=== AIM OF THE EXERCISE ===
Report every line from the material that contains the word "Part".

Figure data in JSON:
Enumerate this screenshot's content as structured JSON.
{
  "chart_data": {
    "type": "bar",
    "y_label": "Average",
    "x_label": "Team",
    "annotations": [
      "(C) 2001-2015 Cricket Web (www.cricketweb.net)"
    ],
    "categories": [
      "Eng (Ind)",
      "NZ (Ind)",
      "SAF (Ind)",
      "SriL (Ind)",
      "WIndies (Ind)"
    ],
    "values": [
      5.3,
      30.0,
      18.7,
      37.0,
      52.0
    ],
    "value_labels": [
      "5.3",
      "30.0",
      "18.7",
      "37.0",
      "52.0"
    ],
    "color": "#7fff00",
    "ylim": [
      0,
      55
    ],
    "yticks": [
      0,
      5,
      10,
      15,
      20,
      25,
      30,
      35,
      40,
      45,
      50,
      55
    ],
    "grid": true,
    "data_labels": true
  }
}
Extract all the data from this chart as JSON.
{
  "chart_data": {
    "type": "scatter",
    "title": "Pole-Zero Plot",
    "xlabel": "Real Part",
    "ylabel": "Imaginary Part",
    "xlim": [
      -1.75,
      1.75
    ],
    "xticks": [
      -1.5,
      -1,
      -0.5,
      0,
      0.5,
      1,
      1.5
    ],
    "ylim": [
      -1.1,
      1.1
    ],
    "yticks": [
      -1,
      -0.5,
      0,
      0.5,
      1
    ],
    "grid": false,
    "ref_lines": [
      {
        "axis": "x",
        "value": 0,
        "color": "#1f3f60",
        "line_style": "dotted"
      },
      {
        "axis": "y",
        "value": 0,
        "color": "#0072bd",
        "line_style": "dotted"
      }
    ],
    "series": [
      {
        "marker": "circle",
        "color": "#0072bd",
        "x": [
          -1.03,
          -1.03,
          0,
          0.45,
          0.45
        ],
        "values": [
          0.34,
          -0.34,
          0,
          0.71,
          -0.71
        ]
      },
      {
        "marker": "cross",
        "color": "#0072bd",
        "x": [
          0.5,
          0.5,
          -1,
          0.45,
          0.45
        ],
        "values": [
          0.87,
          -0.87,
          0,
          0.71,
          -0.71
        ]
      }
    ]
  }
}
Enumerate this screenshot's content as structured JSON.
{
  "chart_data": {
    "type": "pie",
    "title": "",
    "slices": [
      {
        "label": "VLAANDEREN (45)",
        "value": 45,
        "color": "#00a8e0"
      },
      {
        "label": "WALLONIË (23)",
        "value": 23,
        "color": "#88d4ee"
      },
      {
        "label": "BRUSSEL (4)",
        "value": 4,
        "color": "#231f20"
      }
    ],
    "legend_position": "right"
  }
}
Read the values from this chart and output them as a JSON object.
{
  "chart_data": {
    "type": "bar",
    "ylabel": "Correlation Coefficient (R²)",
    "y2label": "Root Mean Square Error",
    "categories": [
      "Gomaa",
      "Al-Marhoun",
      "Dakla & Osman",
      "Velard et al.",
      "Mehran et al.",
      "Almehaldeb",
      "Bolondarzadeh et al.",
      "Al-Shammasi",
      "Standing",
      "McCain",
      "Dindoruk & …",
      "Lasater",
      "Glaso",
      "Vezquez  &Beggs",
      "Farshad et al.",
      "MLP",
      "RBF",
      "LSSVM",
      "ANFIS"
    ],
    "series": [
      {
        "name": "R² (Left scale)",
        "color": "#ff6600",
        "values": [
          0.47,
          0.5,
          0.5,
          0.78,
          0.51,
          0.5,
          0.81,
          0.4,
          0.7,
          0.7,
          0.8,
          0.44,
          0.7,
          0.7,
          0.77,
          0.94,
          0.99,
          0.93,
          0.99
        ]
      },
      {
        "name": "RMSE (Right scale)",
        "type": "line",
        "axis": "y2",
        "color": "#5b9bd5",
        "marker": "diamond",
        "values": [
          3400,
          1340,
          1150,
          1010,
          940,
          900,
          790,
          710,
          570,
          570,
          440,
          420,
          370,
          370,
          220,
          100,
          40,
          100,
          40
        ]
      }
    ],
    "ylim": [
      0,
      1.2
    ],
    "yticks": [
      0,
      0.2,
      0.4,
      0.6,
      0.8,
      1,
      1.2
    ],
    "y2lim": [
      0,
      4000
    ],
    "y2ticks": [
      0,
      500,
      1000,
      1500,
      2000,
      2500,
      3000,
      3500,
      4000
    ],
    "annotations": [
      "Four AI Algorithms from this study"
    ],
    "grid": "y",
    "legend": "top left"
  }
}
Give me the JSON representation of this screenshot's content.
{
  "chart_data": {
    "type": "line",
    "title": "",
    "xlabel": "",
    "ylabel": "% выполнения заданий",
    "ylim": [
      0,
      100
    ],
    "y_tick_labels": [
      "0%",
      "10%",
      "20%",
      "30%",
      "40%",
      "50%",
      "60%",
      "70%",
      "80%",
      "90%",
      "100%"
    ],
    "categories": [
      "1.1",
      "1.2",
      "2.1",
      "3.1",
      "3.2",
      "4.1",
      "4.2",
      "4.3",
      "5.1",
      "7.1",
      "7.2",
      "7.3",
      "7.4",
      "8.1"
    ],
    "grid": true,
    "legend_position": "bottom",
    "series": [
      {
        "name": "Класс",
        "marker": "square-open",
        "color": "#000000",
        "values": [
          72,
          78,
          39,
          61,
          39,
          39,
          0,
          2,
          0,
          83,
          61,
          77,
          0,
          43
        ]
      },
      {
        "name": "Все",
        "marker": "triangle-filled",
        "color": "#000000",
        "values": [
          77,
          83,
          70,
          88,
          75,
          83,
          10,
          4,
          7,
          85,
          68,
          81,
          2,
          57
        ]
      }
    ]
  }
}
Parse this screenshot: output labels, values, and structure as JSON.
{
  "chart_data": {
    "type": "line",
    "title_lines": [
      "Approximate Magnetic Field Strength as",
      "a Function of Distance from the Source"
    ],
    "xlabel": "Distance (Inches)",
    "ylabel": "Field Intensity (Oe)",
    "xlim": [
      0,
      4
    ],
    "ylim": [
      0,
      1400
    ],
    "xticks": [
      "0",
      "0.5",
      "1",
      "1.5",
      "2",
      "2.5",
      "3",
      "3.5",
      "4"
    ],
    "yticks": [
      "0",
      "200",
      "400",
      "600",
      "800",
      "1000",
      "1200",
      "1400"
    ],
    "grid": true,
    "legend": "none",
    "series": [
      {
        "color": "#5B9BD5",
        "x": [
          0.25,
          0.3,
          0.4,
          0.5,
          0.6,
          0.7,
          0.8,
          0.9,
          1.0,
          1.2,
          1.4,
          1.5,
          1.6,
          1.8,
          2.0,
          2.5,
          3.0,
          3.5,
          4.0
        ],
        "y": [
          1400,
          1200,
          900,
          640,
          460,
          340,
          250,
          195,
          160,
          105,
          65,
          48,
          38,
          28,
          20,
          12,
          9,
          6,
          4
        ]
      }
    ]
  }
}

=== CORRECT OUTPUT ===
    "xlabel": "Real Part",
    "ylabel": "Imaginary Part",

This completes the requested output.